====== Extract provided

Skip to content

Security

Security is defense in depth. Multiple layers. No single layer is sufficient alone.

13.1 Authentication

JWT (JSON Web Token)

  • Stateless. Server validates signature without DB lookup.
  • Short-lived access token (15 min) + long-lived refresh token (7 days).
  • Store access token in memory (not in cookies or persistent storage on the client).
  • Why: persistent client storage is readable by any script on the page — XSS attack can steal it.
  • Tradeoff: in-memory token is lost on page refresh. Mitigate with a silent refresh before expiry using the HttpOnly refresh token cookie.
  • Store refresh token in HttpOnly, Secure, SameSite=Strict cookie.
  • HttpOnly: client-side scripts cannot read it — safe from XSS.
  • SameSite=Strict: not sent on cross-site requests — safe from CSRF.
  • Always verify: signature, expiration, algorithm (reject "alg": "none").

OAuth2

  • Authorization framework for third-party access.
  • Flows: Authorization Code + PKCE (web/mobile), Client Credentials (service-to-service).
  • Access token scopes define what the token can do.

mTLS (Mutual TLS)

  • Both client and server present certificates.
  • Used for service-to-service authentication in internal networks.
  • Most secure option for internal microservices.
  • Service mesh (Istio, Linkerd) provides mTLS automatically.

13.2 Network Security

TLS

  • All traffic encrypted in transit.
  • Use TLS 1.2+ minimum. Disable TLS 1.0, 1.1.
  • Set HSTS header: Strict-Transport-Security: max-age=31536000; includeSubDomains.
  • Certificate rotation: automate with Let's Encrypt / cert-manager.

Firewall

  • Allow only necessary ports (80, 443 externally; internal ports only from known sources).

============
====== Input data

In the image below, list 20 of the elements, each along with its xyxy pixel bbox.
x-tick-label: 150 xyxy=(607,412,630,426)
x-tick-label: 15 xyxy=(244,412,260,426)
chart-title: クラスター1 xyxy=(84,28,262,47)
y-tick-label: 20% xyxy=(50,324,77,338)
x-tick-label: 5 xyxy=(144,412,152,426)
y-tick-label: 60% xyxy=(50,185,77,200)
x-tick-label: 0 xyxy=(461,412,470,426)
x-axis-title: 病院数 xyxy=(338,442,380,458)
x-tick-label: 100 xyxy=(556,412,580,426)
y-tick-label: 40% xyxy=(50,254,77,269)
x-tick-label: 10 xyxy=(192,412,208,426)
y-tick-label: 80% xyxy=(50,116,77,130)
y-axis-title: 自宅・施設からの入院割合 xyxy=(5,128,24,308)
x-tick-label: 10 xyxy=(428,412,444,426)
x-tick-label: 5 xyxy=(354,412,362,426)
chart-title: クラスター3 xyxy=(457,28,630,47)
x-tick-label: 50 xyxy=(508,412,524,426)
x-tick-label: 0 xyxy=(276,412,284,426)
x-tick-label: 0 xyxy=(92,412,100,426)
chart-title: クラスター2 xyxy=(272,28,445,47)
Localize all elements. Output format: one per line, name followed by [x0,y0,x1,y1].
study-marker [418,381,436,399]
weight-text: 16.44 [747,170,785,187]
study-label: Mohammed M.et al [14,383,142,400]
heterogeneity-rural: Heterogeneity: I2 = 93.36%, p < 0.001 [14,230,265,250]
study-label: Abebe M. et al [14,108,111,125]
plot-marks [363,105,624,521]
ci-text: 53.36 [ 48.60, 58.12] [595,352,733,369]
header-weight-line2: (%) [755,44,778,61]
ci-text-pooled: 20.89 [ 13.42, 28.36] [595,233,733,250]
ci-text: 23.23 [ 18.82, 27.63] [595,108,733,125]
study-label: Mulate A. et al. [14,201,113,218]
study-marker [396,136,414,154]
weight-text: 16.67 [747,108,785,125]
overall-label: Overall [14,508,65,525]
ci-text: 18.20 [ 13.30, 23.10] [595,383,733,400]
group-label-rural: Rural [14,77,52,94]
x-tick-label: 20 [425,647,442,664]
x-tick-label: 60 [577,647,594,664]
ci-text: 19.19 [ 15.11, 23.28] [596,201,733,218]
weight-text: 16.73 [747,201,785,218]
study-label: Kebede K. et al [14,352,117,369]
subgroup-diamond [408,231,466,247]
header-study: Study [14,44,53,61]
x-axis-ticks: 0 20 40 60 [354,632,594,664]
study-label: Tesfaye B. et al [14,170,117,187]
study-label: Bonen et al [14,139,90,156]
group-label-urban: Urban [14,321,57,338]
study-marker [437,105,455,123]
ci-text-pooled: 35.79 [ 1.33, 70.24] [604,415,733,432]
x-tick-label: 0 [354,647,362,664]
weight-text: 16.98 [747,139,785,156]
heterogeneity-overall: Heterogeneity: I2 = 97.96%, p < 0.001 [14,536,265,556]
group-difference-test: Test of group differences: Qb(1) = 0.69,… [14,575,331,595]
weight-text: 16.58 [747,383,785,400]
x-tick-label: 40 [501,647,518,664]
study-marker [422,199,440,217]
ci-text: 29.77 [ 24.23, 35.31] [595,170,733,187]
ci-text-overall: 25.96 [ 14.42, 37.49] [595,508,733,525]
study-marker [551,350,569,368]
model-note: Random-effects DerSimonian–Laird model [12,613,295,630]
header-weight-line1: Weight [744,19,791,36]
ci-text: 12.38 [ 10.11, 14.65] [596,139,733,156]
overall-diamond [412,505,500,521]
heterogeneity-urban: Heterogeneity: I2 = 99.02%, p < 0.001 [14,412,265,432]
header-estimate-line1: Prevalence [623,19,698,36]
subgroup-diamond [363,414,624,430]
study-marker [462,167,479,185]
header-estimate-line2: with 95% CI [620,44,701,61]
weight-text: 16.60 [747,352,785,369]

============

Problem description: Translate this sentence from the security guide into Spanish: "Both client and server present certificates."

Output below: Tanto el cliente como el servidor presentan certificados.